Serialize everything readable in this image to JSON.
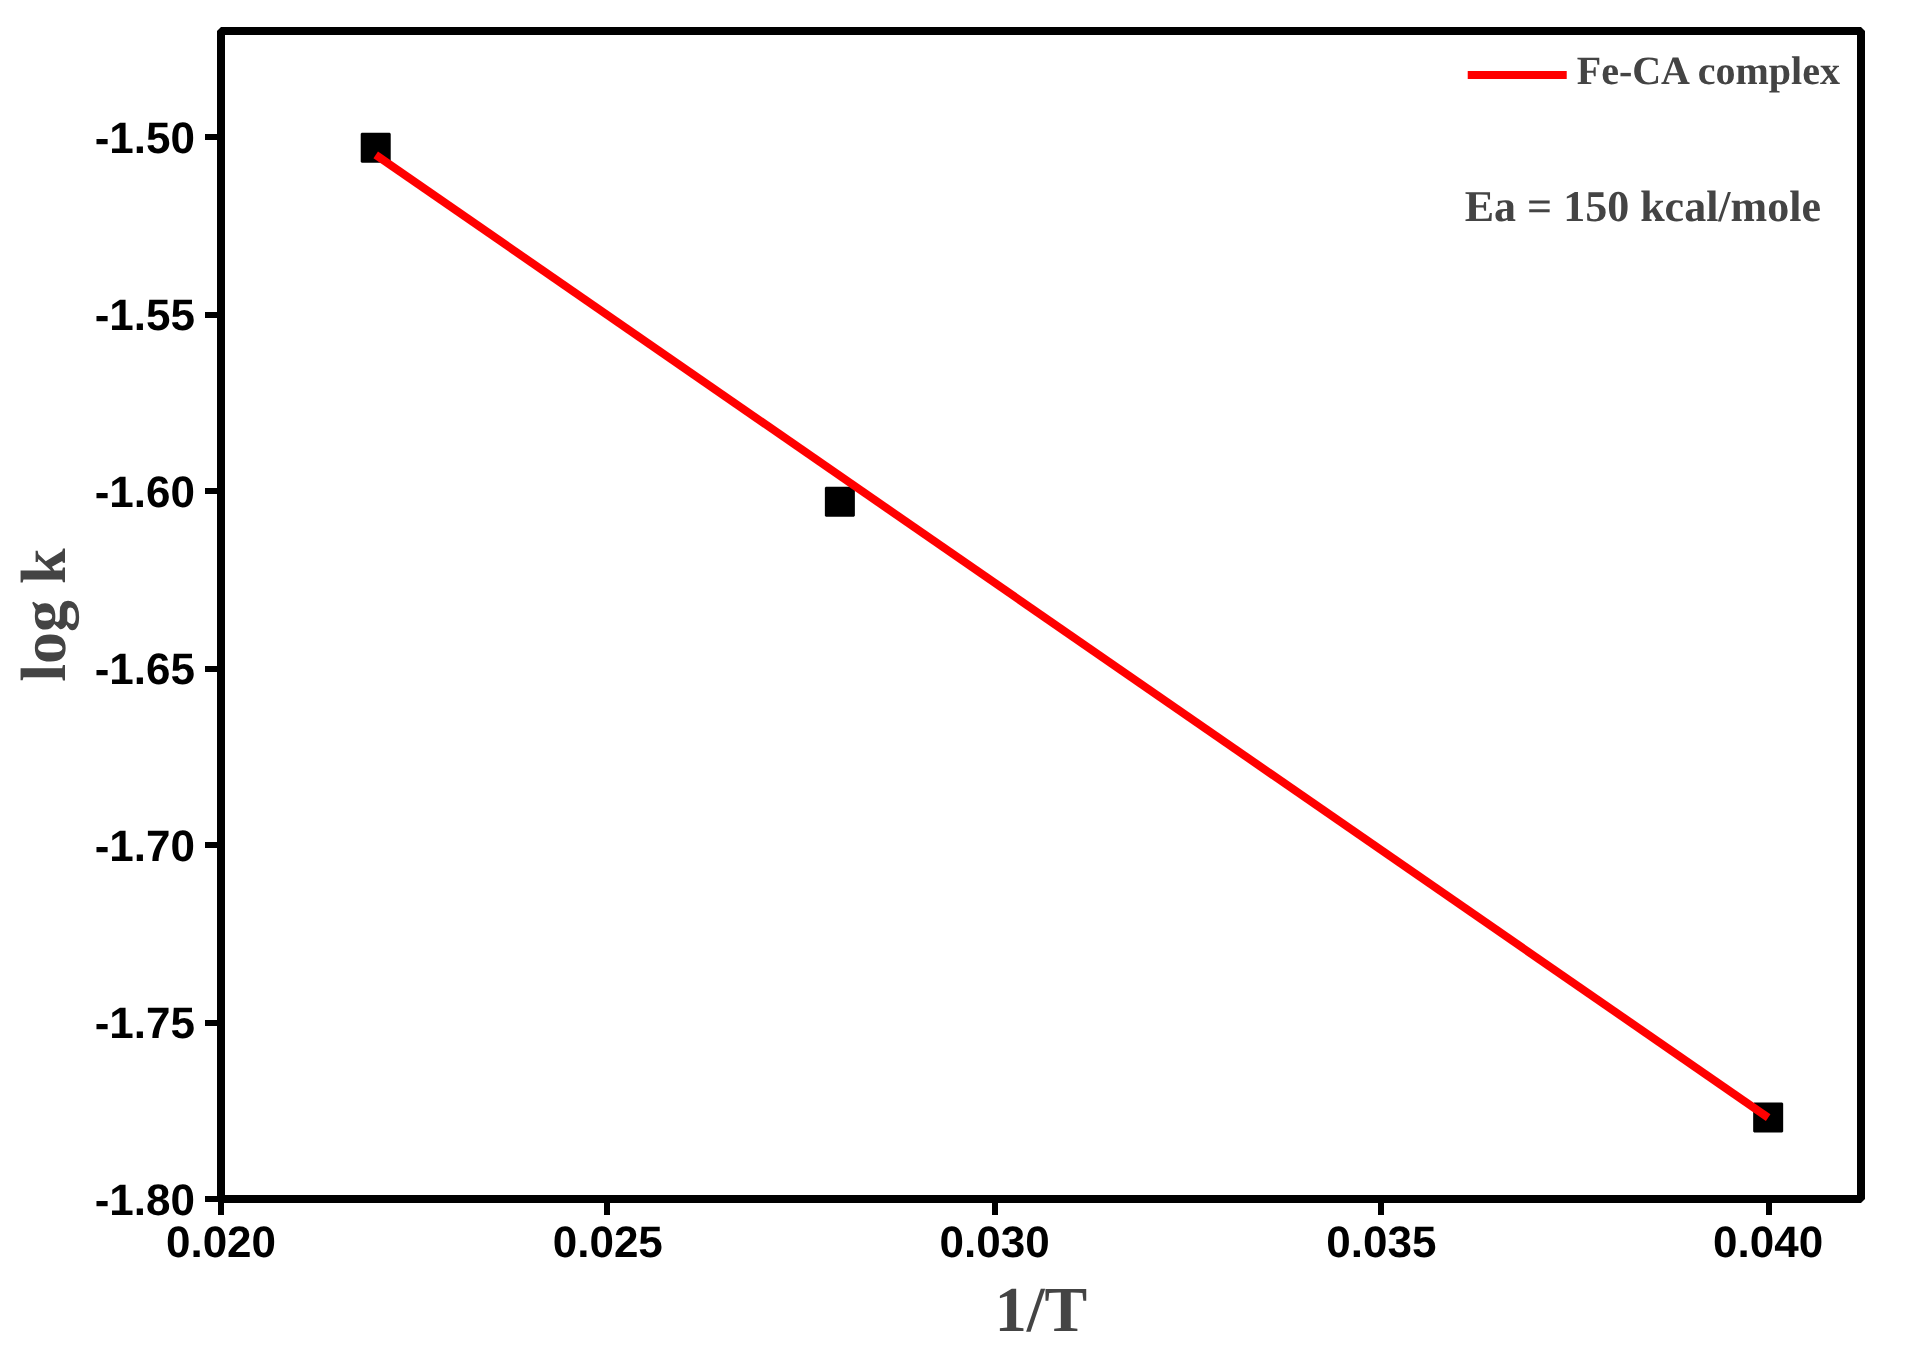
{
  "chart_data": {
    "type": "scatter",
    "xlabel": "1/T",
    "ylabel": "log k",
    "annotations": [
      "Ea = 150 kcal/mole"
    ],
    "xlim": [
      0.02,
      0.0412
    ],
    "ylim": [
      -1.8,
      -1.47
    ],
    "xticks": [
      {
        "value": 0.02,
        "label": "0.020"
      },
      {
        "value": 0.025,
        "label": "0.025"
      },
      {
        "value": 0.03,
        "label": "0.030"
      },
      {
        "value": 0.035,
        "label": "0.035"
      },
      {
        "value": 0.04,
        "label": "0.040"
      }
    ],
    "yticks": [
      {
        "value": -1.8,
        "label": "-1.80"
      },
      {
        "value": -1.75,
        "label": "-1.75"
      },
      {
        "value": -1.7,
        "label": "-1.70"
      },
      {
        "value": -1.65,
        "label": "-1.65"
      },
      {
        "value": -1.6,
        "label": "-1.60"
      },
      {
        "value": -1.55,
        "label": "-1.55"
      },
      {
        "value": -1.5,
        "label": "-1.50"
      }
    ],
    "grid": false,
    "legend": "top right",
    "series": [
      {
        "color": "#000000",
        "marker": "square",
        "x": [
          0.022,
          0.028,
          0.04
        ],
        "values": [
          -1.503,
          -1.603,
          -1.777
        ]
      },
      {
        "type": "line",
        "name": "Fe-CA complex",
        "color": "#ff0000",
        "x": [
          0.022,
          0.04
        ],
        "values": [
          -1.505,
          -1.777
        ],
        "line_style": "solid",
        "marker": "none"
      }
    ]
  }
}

◆ The exercise
Except for the pictures, print the data above exactly.

◆ Correct output
Serialize everything readable in this image to JSON.
{
  "chart_data": {
    "type": "scatter",
    "xlabel": "1/T",
    "ylabel": "log k",
    "annotations": [
      "Ea = 150 kcal/mole"
    ],
    "xlim": [
      0.02,
      0.0412
    ],
    "ylim": [
      -1.8,
      -1.47
    ],
    "xticks": [
      {
        "value": 0.02,
        "label": "0.020"
      },
      {
        "value": 0.025,
        "label": "0.025"
      },
      {
        "value": 0.03,
        "label": "0.030"
      },
      {
        "value": 0.035,
        "label": "0.035"
      },
      {
        "value": 0.04,
        "label": "0.040"
      }
    ],
    "yticks": [
      {
        "value": -1.8,
        "label": "-1.80"
      },
      {
        "value": -1.75,
        "label": "-1.75"
      },
      {
        "value": -1.7,
        "label": "-1.70"
      },
      {
        "value": -1.65,
        "label": "-1.65"
      },
      {
        "value": -1.6,
        "label": "-1.60"
      },
      {
        "value": -1.55,
        "label": "-1.55"
      },
      {
        "value": -1.5,
        "label": "-1.50"
      }
    ],
    "grid": false,
    "legend": "top right",
    "series": [
      {
        "color": "#000000",
        "marker": "square",
        "x": [
          0.022,
          0.028,
          0.04
        ],
        "values": [
          -1.503,
          -1.603,
          -1.777
        ]
      },
      {
        "type": "line",
        "name": "Fe-CA complex",
        "color": "#ff0000",
        "x": [
          0.022,
          0.04
        ],
        "values": [
          -1.505,
          -1.777
        ],
        "line_style": "solid",
        "marker": "none"
      }
    ]
  }
}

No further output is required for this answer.